__Exercise details__
Where a line of the listing below includes the word "澳门特别行政区", reproduce that line.

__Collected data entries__
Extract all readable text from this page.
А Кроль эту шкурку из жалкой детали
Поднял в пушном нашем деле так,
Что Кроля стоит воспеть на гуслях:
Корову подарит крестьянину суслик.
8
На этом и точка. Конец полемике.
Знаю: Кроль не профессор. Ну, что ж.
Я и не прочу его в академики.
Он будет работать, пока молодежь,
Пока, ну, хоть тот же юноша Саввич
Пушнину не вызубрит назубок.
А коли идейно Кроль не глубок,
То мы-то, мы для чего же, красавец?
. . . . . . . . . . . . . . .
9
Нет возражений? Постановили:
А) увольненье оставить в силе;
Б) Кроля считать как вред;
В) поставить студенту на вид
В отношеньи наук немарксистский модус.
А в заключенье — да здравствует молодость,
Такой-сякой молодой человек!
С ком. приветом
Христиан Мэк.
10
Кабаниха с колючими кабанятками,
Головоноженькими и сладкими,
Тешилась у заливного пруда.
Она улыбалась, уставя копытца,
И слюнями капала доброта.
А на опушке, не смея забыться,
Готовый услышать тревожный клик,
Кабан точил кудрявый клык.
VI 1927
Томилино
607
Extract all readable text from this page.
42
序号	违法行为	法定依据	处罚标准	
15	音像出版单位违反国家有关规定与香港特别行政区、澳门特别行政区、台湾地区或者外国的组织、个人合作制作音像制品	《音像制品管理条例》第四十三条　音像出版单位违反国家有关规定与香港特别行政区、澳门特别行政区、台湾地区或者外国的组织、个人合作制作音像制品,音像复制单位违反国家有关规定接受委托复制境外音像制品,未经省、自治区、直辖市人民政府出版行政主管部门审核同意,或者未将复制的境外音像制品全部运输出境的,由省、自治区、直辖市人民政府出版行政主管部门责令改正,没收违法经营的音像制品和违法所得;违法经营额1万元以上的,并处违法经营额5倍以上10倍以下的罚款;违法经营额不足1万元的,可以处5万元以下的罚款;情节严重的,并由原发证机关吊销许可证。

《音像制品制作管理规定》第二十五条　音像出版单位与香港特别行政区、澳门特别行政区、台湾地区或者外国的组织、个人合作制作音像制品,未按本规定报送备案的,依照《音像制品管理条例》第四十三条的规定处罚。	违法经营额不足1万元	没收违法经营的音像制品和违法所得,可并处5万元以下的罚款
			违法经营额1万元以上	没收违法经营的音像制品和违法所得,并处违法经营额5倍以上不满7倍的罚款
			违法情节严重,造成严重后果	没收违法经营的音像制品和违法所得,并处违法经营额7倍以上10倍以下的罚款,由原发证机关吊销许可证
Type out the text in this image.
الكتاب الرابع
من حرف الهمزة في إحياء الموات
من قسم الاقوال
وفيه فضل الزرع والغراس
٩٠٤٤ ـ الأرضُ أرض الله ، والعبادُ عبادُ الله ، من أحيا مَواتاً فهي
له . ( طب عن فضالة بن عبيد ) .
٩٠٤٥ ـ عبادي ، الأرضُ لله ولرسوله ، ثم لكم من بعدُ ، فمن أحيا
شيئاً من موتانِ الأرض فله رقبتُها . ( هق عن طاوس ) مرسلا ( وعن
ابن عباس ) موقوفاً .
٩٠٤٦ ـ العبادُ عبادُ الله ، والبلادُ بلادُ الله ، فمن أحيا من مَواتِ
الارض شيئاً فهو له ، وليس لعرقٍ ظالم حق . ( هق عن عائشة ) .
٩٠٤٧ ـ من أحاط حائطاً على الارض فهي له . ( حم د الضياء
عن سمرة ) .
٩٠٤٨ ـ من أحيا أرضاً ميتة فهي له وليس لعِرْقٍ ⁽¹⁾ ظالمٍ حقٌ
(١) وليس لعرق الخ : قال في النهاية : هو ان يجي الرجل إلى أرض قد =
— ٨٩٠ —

__Complete output__
15	音像出版单位违反国家有关规定与香港特别行政区、澳门特别行政区、台湾地区或者外国的组织、个人合作制作音像制品	《音像制品管理条例》第四十三条　音像出版单位违反国家有关规定与香港特别行政区、澳门特别行政区、台湾地区或者外国的组织、个人合作制作音像制品,音像复制单位违反国家有关规定接受委托复制境外音像制品,未经省、自治区、直辖市人民政府出版行政主管部门审核同意,或者未将复制的境外音像制品全部运输出境的,由省、自治区、直辖市人民政府出版行政主管部门责令改正,没收违法经营的音像制品和违法所得;违法经营额1万元以上的,并处违法经营额5倍以上10倍以下的罚款;违法经营额不足1万元的,可以处5万元以下的罚款;情节严重的,并由原发证机关吊销许可证。
《音像制品制作管理规定》第二十五条　音像出版单位与香港特别行政区、澳门特别行政区、台湾地区或者外国的组织、个人合作制作音像制品,未按本规定报送备案的,依照《音像制品管理条例》第四十三条的规定处罚。	违法经营额不足1万元	没收违法经营的音像制品和违法所得,可并处5万元以下的罚款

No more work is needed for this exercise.